> **Extracts from a graphics dataset**:
● ● ● ●

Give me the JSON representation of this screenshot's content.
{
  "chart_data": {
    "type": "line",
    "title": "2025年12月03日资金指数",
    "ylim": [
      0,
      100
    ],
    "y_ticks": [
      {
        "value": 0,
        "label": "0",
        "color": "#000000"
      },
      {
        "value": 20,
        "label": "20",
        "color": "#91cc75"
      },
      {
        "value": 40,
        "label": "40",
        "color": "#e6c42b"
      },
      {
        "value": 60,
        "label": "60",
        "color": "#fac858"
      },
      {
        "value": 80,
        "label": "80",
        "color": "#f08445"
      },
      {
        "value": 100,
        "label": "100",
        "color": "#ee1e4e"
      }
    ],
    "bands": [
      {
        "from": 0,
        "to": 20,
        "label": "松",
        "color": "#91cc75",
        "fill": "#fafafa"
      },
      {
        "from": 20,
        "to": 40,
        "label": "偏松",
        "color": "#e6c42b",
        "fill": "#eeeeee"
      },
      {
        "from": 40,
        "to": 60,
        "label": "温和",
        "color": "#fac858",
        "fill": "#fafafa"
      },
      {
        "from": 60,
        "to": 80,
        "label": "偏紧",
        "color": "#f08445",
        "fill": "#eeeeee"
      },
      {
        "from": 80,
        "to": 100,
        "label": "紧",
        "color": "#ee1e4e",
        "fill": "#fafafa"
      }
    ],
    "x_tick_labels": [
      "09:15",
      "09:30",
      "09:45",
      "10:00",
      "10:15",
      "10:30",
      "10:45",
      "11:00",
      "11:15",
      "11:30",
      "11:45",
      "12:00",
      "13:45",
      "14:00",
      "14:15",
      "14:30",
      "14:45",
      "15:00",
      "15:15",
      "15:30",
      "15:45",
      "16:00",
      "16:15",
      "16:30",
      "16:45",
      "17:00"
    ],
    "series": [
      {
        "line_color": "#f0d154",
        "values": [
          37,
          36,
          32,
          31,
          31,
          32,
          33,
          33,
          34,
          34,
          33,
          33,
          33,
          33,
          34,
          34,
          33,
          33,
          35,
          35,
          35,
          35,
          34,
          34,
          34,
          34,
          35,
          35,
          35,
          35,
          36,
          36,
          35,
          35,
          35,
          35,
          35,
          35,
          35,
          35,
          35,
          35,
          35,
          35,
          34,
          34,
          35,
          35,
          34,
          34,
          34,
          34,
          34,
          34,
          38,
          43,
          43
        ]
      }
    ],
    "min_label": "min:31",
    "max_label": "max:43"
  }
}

● ● ● ●

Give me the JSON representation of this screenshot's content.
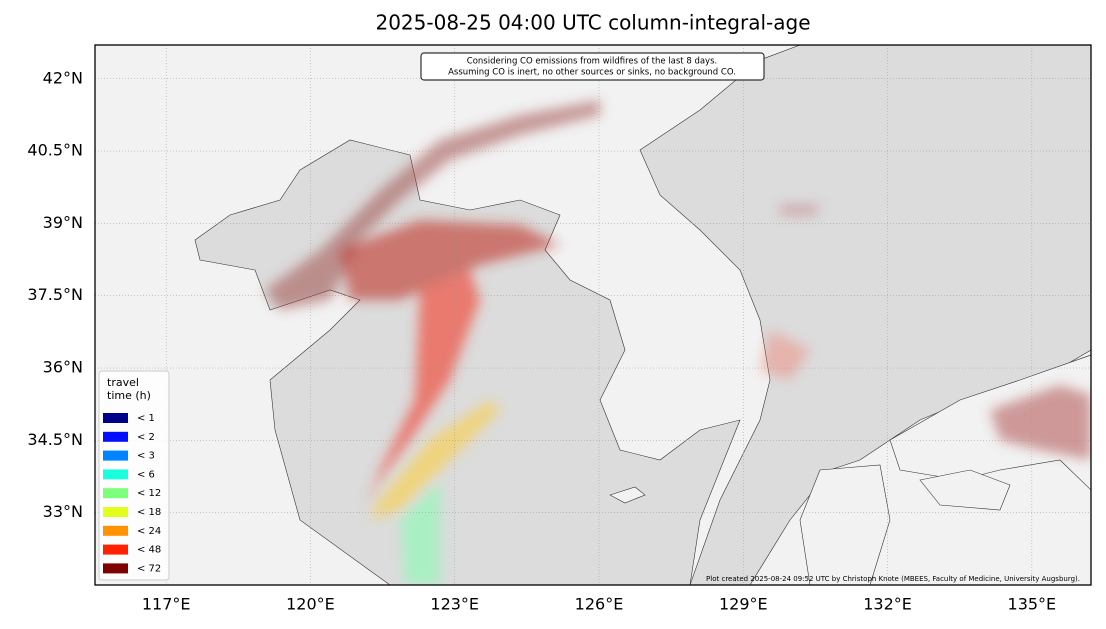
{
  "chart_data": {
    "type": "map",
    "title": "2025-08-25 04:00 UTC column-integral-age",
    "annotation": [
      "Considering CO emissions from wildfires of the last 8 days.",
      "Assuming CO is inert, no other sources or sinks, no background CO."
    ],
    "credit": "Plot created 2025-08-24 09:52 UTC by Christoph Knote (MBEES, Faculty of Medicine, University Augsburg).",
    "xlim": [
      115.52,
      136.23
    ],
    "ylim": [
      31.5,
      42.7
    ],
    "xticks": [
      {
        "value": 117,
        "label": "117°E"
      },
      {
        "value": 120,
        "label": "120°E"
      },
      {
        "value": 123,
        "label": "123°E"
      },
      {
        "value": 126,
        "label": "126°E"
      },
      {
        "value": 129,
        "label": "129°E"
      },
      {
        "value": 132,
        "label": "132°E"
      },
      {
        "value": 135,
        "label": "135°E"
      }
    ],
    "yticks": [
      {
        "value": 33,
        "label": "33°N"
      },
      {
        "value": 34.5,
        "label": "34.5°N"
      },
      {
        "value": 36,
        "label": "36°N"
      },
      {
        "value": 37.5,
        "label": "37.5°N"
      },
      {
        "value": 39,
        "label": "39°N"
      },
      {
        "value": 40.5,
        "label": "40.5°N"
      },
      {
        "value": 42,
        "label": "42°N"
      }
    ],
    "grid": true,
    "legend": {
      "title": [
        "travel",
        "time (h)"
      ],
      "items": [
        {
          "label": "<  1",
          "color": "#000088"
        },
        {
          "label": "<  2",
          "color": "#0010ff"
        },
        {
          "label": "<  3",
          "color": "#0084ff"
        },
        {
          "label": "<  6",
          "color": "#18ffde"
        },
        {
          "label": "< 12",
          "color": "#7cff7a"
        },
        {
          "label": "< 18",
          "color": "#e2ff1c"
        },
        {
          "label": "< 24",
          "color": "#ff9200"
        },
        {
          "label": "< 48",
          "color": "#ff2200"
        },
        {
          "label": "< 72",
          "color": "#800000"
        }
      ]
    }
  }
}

● ● ● ●

> **PROBLEM TO WORK ON**:
State only the count of lines above that hold the string "title".

> **WORKED ANSWER**:
3